■ RECORDS FOR PROCESSING ■
-*-*-
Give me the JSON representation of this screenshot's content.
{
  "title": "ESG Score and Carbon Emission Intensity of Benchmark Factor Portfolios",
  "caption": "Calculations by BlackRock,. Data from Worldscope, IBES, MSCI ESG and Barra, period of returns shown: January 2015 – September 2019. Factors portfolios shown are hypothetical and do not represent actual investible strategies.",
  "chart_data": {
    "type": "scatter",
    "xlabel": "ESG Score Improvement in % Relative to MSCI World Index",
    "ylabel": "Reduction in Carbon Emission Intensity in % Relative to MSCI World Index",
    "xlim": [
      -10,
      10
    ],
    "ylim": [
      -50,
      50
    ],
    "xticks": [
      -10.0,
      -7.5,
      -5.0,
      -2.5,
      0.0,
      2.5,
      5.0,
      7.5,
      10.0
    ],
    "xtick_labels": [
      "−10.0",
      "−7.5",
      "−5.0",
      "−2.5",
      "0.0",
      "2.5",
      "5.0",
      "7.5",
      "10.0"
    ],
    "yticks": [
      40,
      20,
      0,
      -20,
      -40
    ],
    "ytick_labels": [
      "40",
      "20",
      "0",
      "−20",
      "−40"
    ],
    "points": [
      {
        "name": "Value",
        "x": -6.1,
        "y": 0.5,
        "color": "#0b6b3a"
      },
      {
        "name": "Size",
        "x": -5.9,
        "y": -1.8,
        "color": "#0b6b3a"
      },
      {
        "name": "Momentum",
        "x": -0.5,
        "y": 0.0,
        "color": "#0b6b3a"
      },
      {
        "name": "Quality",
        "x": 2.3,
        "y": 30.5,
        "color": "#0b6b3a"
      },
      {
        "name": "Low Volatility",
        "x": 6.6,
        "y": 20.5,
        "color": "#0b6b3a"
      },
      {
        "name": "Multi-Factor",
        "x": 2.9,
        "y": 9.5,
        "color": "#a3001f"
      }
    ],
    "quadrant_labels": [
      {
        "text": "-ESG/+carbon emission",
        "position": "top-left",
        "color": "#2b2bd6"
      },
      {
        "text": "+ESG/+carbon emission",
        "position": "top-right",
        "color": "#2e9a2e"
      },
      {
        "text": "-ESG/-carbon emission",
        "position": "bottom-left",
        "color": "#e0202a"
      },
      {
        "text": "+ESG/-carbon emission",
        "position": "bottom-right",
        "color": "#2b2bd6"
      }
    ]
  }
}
-*-*-
■ WHAT YOU WILL DO ■
Quote all of the entries verbatim.

■ SOLVED EXERCISE ■
Give me the JSON representation of this screenshot's content.
{
  "title": "ESG Score and Carbon Emission Intensity of Benchmark Factor Portfolios",
  "caption": "Calculations by BlackRock,. Data from Worldscope, IBES, MSCI ESG and Barra, period of returns shown: January 2015 – September 2019. Factors portfolios shown are hypothetical and do not represent actual investible strategies.",
  "chart_data": {
    "type": "scatter",
    "xlabel": "ESG Score Improvement in % Relative to MSCI World Index",
    "ylabel": "Reduction in Carbon Emission Intensity in % Relative to MSCI World Index",
    "xlim": [
      -10,
      10
    ],
    "ylim": [
      -50,
      50
    ],
    "xticks": [
      -10.0,
      -7.5,
      -5.0,
      -2.5,
      0.0,
      2.5,
      5.0,
      7.5,
      10.0
    ],
    "xtick_labels": [
      "−10.0",
      "−7.5",
      "−5.0",
      "−2.5",
      "0.0",
      "2.5",
      "5.0",
      "7.5",
      "10.0"
    ],
    "yticks": [
      40,
      20,
      0,
      -20,
      -40
    ],
    "ytick_labels": [
      "40",
      "20",
      "0",
      "−20",
      "−40"
    ],
    "points": [
      {
        "name": "Value",
        "x": -6.1,
        "y": 0.5,
        "color": "#0b6b3a"
      },
      {
        "name": "Size",
        "x": -5.9,
        "y": -1.8,
        "color": "#0b6b3a"
      },
      {
        "name": "Momentum",
        "x": -0.5,
        "y": 0.0,
        "color": "#0b6b3a"
      },
      {
        "name": "Quality",
        "x": 2.3,
        "y": 30.5,
        "color": "#0b6b3a"
      },
      {
        "name": "Low Volatility",
        "x": 6.6,
        "y": 20.5,
        "color": "#0b6b3a"
      },
      {
        "name": "Multi-Factor",
        "x": 2.9,
        "y": 9.5,
        "color": "#a3001f"
      }
    ],
    "quadrant_labels": [
      {
        "text": "-ESG/+carbon emission",
        "position": "top-left",
        "color": "#2b2bd6"
      },
      {
        "text": "+ESG/+carbon emission",
        "position": "top-right",
        "color": "#2e9a2e"
      },
      {
        "text": "-ESG/-carbon emission",
        "position": "bottom-left",
        "color": "#e0202a"
      },
      {
        "text": "+ESG/-carbon emission",
        "position": "bottom-right",
        "color": "#2b2bd6"
      }
    ]
  }
}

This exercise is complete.